>> BEGIN
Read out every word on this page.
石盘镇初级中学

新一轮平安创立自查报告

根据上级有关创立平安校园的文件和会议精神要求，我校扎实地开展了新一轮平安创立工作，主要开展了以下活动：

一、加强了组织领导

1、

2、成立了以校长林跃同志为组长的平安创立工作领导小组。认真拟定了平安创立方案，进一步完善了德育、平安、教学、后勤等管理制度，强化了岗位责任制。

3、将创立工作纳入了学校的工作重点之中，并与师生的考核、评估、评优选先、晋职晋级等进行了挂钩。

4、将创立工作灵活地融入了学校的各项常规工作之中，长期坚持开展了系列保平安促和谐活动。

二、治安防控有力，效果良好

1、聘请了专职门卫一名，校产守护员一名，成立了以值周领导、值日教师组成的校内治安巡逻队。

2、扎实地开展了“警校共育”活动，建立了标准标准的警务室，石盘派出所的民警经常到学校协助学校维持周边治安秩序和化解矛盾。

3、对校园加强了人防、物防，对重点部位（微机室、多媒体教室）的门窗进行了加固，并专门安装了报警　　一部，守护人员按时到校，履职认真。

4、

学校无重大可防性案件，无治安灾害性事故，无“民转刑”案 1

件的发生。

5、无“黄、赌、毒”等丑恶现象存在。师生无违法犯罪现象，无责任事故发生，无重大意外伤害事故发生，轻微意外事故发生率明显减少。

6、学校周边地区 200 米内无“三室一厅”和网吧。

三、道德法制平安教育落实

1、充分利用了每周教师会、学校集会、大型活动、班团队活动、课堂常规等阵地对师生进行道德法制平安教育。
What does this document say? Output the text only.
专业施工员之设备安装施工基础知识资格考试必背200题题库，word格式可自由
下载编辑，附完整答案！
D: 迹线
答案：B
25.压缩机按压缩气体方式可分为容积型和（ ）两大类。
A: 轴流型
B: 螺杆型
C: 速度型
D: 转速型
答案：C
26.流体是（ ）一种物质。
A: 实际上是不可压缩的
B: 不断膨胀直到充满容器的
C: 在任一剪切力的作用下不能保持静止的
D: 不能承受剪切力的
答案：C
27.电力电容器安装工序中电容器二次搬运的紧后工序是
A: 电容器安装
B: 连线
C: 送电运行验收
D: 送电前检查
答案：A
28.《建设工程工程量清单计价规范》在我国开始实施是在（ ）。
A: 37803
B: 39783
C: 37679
>> END
WHAT THE TASK ASKS: Each line of the listing should be echoed back exactly.

FINISHED TASK:
Read out every word on this page.
石盘镇初级中学

新一轮平安创立自查报告

根据上级有关创立平安校园的文件和会议精神要求，我校扎实地开展了新一轮平安创立工作，主要开展了以下活动：

一、加强了组织领导

1、

2、成立了以校长林跃同志为组长的平安创立工作领导小组。认真拟定了平安创立方案，进一步完善了德育、平安、教学、后勤等管理制度，强化了岗位责任制。

3、将创立工作纳入了学校的工作重点之中，并与师生的考核、评估、评优选先、晋职晋级等进行了挂钩。

4、将创立工作灵活地融入了学校的各项常规工作之中，长期坚持开展了系列保平安促和谐活动。

二、治安防控有力，效果良好

1、聘请了专职门卫一名，校产守护员一名，成立了以值周领导、值日教师组成的校内治安巡逻队。

2、扎实地开展了“警校共育”活动，建立了标准标准的警务室，石盘派出所的民警经常到学校协助学校维持周边治安秩序和化解矛盾。

3、对校园加强了人防、物防，对重点部位（微机室、多媒体教室）的门窗进行了加固，并专门安装了报警　　一部，守护人员按时到校，履职认真。

4、

学校无重大可防性案件，无治安灾害性事故，无“民转刑”案 1

件的发生。

5、无“黄、赌、毒”等丑恶现象存在。师生无违法犯罪现象，无责任事故发生，无重大意外伤害事故发生，轻微意外事故发生率明显减少。

6、学校周边地区 200 米内无“三室一厅”和网吧。

三、道德法制平安教育落实

1、充分利用了每周教师会、学校集会、大型活动、班团队活动、课堂常规等阵地对师生进行道德法制平安教育。
What does this document say? Output the text only.
专业施工员之设备安装施工基础知识资格考试必背200题题库，word格式可自由
下载编辑，附完整答案！
D: 迹线
答案：B
25.压缩机按压缩气体方式可分为容积型和（ ）两大类。
A: 轴流型
B: 螺杆型
C: 速度型
D: 转速型
答案：C
26.流体是（ ）一种物质。
A: 实际上是不可压缩的
B: 不断膨胀直到充满容器的
C: 在任一剪切力的作用下不能保持静止的
D: 不能承受剪切力的
答案：C
27.电力电容器安装工序中电容器二次搬运的紧后工序是
A: 电容器安装
B: 连线
C: 送电运行验收
D: 送电前检查
答案：A
28.《建设工程工程量清单计价规范》在我国开始实施是在（ ）。
A: 37803
B: 39783
C: 37679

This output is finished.